#### VOCI ELENCATE

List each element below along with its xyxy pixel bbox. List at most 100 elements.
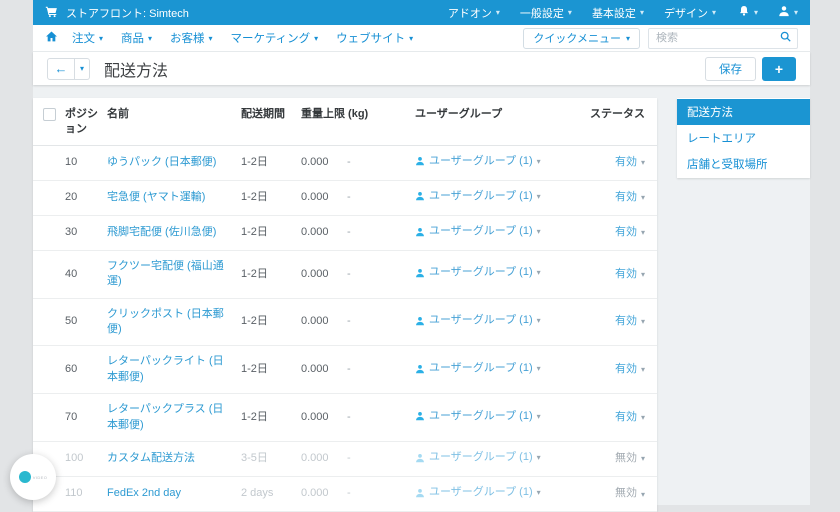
navbar-item[interactable]: ウェブサイト▾ bbox=[336, 30, 413, 46]
storefront-label: ストアフロント: Simtech bbox=[66, 5, 189, 21]
status-dropdown[interactable]: 有効▾ bbox=[615, 410, 645, 425]
back-dropdown-button[interactable]: ▾ bbox=[75, 58, 90, 80]
user-group-dropdown[interactable]: ユーザーグループ (1)▾ bbox=[415, 409, 541, 424]
navbar-item-label: お客様 bbox=[170, 30, 205, 46]
navbar-item-label: マーケティング bbox=[231, 30, 311, 46]
sidebar-item[interactable]: レートエリア bbox=[677, 125, 810, 151]
weight-max-value bbox=[361, 250, 411, 298]
storefront-link[interactable]: ストアフロント: Simtech bbox=[45, 5, 189, 21]
status-dropdown[interactable]: 無効▾ bbox=[615, 486, 645, 501]
home-button[interactable] bbox=[45, 30, 58, 46]
content-area: ポジション 名前 配送期間 重量上限 (kg) ユーザーグループ ステータス 1… bbox=[33, 85, 810, 512]
user-group-icon bbox=[415, 411, 425, 421]
weight-min-value: 0.000 bbox=[297, 215, 343, 250]
shipping-method-link[interactable]: 宅急便 (ヤマト運輸) bbox=[107, 191, 205, 203]
user-group-icon bbox=[415, 488, 425, 498]
search-button[interactable] bbox=[773, 29, 797, 48]
search-box bbox=[648, 28, 798, 49]
shipping-method-link[interactable]: レターパックプラス (日本郵便) bbox=[107, 403, 223, 430]
shipping-methods-table: ポジション 名前 配送期間 重量上限 (kg) ユーザーグループ ステータス 1… bbox=[33, 98, 657, 512]
chevron-down-icon: ▾ bbox=[626, 34, 630, 43]
user-group-label: ユーザーグループ (1) bbox=[429, 485, 533, 500]
chevron-down-icon: ▾ bbox=[99, 34, 103, 43]
navbar-item-label: 商品 bbox=[121, 30, 144, 46]
user-group-label: ユーザーグループ (1) bbox=[429, 189, 533, 204]
shipping-time-value: 1-2日 bbox=[237, 346, 297, 394]
topbar-menu-item[interactable]: デザイン▾ bbox=[664, 5, 716, 21]
shipping-method-link[interactable]: フクツー宅配便 (福山通運) bbox=[107, 260, 224, 287]
weight-min-value: 0.000 bbox=[297, 477, 343, 512]
weight-max-value bbox=[361, 298, 411, 346]
header-shipping-time: 配送期間 bbox=[237, 98, 297, 145]
shipping-method-link[interactable]: FedEx 2nd day bbox=[107, 487, 181, 499]
status-dropdown[interactable]: 有効▾ bbox=[615, 225, 645, 240]
chevron-down-icon: ▾ bbox=[641, 157, 645, 168]
chevron-down-icon: ▾ bbox=[641, 227, 645, 238]
notifications-menu[interactable]: ▾ bbox=[738, 5, 758, 20]
navbar-item[interactable]: お客様▾ bbox=[170, 30, 213, 46]
status-dropdown[interactable]: 無効▾ bbox=[615, 451, 645, 466]
user-group-dropdown[interactable]: ユーザーグループ (1)▾ bbox=[415, 265, 541, 280]
user-group-dropdown[interactable]: ユーザーグループ (1) ▾ bbox=[415, 189, 541, 204]
navbar-item[interactable]: マーケティング▾ bbox=[231, 30, 319, 46]
search-input[interactable] bbox=[649, 32, 773, 44]
chevron-down-icon: ▾ bbox=[641, 269, 645, 280]
table-row: 50クリックポスト (日本郵便)1-2日0.000-ユーザーグループ (1)▾有… bbox=[33, 298, 657, 346]
status-label: 有効 bbox=[615, 314, 637, 329]
shipping-time-value: 2 days bbox=[237, 477, 297, 512]
status-dropdown[interactable]: 有効 ▾ bbox=[615, 155, 645, 170]
topbar-menu-item[interactable]: アドオン▾ bbox=[448, 5, 500, 21]
position-value: 60 bbox=[61, 346, 103, 394]
shipping-method-link[interactable]: クリックポスト (日本郵便) bbox=[107, 308, 224, 335]
position-value: 10 bbox=[61, 145, 103, 180]
status-dropdown[interactable]: 有効▾ bbox=[615, 267, 645, 282]
shipping-method-link[interactable]: ゆうパック (日本郵便) bbox=[107, 156, 216, 168]
row-select-cell bbox=[33, 180, 61, 215]
sidebar-item[interactable]: 店舗と受取場所 bbox=[677, 151, 810, 177]
back-button[interactable]: ← bbox=[47, 58, 75, 80]
navbar-item[interactable]: 商品▾ bbox=[121, 30, 152, 46]
video-badge[interactable]: VIDEO bbox=[10, 454, 56, 500]
search-icon bbox=[779, 30, 792, 46]
weight-min-value: 0.000 bbox=[297, 298, 343, 346]
chevron-down-icon: ▾ bbox=[314, 34, 318, 43]
weight-min-value: 0.000 bbox=[297, 442, 343, 477]
account-menu[interactable]: ▾ bbox=[778, 5, 798, 20]
navbar-item[interactable]: 注文 ▾ bbox=[72, 30, 103, 46]
weight-min-value: 0.000 bbox=[297, 250, 343, 298]
chevron-down-icon: ▾ bbox=[537, 191, 541, 202]
status-dropdown[interactable]: 有効▾ bbox=[615, 190, 645, 205]
sidebar-item[interactable]: 配送方法 bbox=[677, 99, 810, 125]
shipping-table-body: 10ゆうパック (日本郵便)1-2日0.000-ユーザーグループ (1)▾有効▾… bbox=[33, 145, 657, 512]
quick-menu-button[interactable]: クイックメニュー ▾ bbox=[523, 28, 640, 49]
add-button[interactable]: + bbox=[762, 57, 796, 81]
select-all-checkbox[interactable] bbox=[43, 108, 56, 121]
user-group-dropdown[interactable]: ユーザーグループ (1)▾ bbox=[415, 485, 541, 500]
weight-separator: - bbox=[343, 250, 361, 298]
status-label: 有効 bbox=[615, 155, 637, 170]
shipping-method-link[interactable]: レターパックライト (日本郵便) bbox=[107, 355, 224, 382]
status-dropdown[interactable]: 有効▾ bbox=[615, 314, 645, 329]
navbar-item-label: 注文 bbox=[72, 30, 95, 46]
save-button[interactable]: 保存 bbox=[705, 57, 756, 81]
user-group-dropdown[interactable]: ユーザーグループ (1)▾ bbox=[415, 224, 541, 239]
table-row: 60レターパックライト (日本郵便)1-2日0.000-ユーザーグループ (1)… bbox=[33, 346, 657, 394]
user-group-dropdown[interactable]: ユーザーグループ (1)▾ bbox=[415, 450, 541, 465]
user-group-dropdown[interactable]: ユーザーグループ (1)▾ bbox=[415, 361, 541, 376]
chevron-down-icon: ▾ bbox=[641, 453, 645, 464]
shipping-method-link[interactable]: 飛脚宅配便 (佐川急便) bbox=[107, 226, 216, 238]
topbar-menu-item[interactable]: 一般設定▾ bbox=[520, 5, 572, 21]
table-row: 100カスタム配送方法3-5日0.000-ユーザーグループ (1)▾無効▾ bbox=[33, 442, 657, 477]
user-group-icon bbox=[415, 364, 425, 374]
topbar-menu-item[interactable]: 基本設定▾ bbox=[592, 5, 644, 21]
weight-max-value bbox=[361, 180, 411, 215]
weight-max-value bbox=[361, 442, 411, 477]
video-badge-label: VIDEO bbox=[33, 475, 47, 480]
status-dropdown[interactable]: 有効▾ bbox=[615, 362, 645, 377]
chevron-down-icon: ▾ bbox=[641, 489, 645, 500]
shipping-method-link[interactable]: カスタム配送方法 bbox=[107, 452, 195, 464]
user-group-dropdown[interactable]: ユーザーグループ (1)▾ bbox=[415, 154, 541, 169]
chevron-down-icon: ▾ bbox=[641, 412, 645, 423]
user-group-dropdown[interactable]: ユーザーグループ (1)▾ bbox=[415, 313, 541, 328]
status-label: 有効 bbox=[615, 362, 637, 377]
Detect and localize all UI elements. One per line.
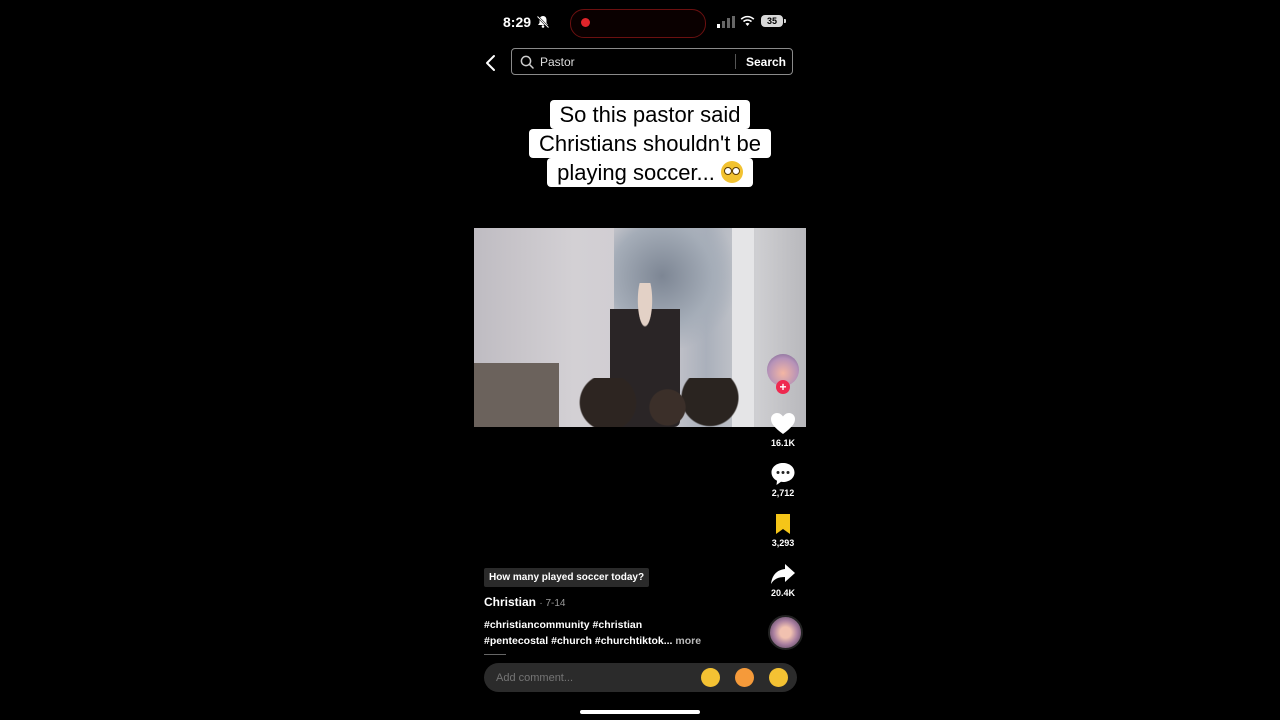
search-input[interactable]: [540, 49, 730, 74]
video-progress-bar[interactable]: [484, 654, 506, 655]
recording-dot-icon: [581, 18, 590, 27]
follow-plus-button[interactable]: +: [776, 380, 790, 394]
question-sticker[interactable]: How many played soccer today?: [484, 568, 650, 587]
heart-icon: [771, 413, 795, 434]
dynamic-island: [570, 9, 706, 38]
share-arrow-icon: [771, 564, 795, 584]
bookmark-count: 3,293: [771, 538, 795, 548]
wifi-icon: [740, 15, 755, 26]
cell-signal-icon: [717, 16, 735, 28]
bell-muted-icon: [536, 15, 550, 29]
status-time: 8:29: [503, 14, 532, 30]
comment-bar: [484, 663, 797, 692]
laughing-face-emoji-icon[interactable]: [769, 668, 788, 687]
post-date: · 7-14: [539, 598, 566, 609]
video-pulpit: [474, 363, 559, 427]
music-disc-icon[interactable]: [768, 615, 803, 650]
flushed-face-emoji-icon: [720, 161, 743, 183]
hashtags-line-2-row: #pentecostal #church #churchtiktok... mo…: [484, 634, 744, 650]
author-name[interactable]: Christian: [484, 595, 536, 609]
comment-button[interactable]: 2,712: [763, 462, 803, 498]
grinning-face-emoji-icon[interactable]: [701, 668, 720, 687]
heart-eyes-emoji-icon[interactable]: [735, 668, 754, 687]
more-link[interactable]: more: [675, 635, 701, 647]
video-player[interactable]: [474, 228, 806, 427]
search-button[interactable]: Search: [740, 49, 792, 74]
bookmark-icon: [776, 514, 790, 534]
like-count: 16.1K: [770, 438, 796, 448]
comment-count: 2,712: [771, 488, 795, 498]
home-indicator[interactable]: [580, 710, 700, 714]
comment-bubble-icon: [771, 463, 795, 485]
bookmark-button[interactable]: 3,293: [763, 512, 803, 548]
search-box: Search: [511, 48, 793, 75]
hashtags-line-2[interactable]: #pentecostal #church #churchtiktok...: [484, 635, 672, 647]
search-icon: [520, 55, 534, 69]
caption-line-3: playing soccer...: [547, 158, 753, 187]
author-line: Christian · 7-14: [484, 595, 565, 609]
battery-indicator: 35: [761, 15, 786, 27]
share-count: 20.4K: [770, 588, 796, 598]
hashtags-line-1[interactable]: #christiancommunity #christian: [484, 618, 744, 634]
like-button[interactable]: 16.1K: [763, 412, 803, 448]
phone-screen: 8:29 35 Search So this pastor said Chris: [437, 0, 843, 720]
video-audience: [574, 378, 744, 427]
comment-input[interactable]: [496, 663, 686, 692]
back-chevron-icon[interactable]: [483, 54, 499, 72]
caption-line-1: So this pastor said: [549, 100, 751, 129]
share-button[interactable]: 20.4K: [763, 562, 803, 598]
search-divider: [735, 54, 736, 69]
caption-line-2: Christians shouldn't be: [529, 129, 771, 158]
video-caption: So this pastor said Christians shouldn't…: [477, 100, 823, 187]
post-hashtags: #christiancommunity #christian #pentecos…: [484, 618, 744, 649]
caption-line-3-text: playing soccer...: [557, 160, 715, 185]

########

* LE TUE ISTRUZIONI
Per favore, converti in una tabella Markdown le righe dei record dalla riga con "navbar-item[interactable]: ウェブサイト▾ bbox=[336, 30, 413, 46]" alla riga con "navbar-item-label: お客様 bbox=[170, 30, 205, 46]", entrambe incluse, escludendo quelle vuote. Usa due colonne, "Numero" per il numero progressivo e "Riga" per il testo della riga.

* SOLUZIONE DELL'ESERCIZIO
| Numero | Riga |
|---|---|
| 1 | navbar-item[interactable]: ウェブサイト▾ bbox=[336, 30, 413, 46] |
| 2 | storefront-label: ストアフロント: Simtech bbox=[66, 5, 189, 21] |
| 3 | status-dropdown[interactable]: 有効▾ bbox=[615, 410, 645, 425] |
| 4 | back-dropdown-button[interactable]: ▾ bbox=[75, 58, 90, 80] |
| 5 | user-group-dropdown[interactable]: ユーザーグループ (1)▾ bbox=[415, 409, 541, 424] |
| 6 | navbar-item-label: お客様 bbox=[170, 30, 205, 46] |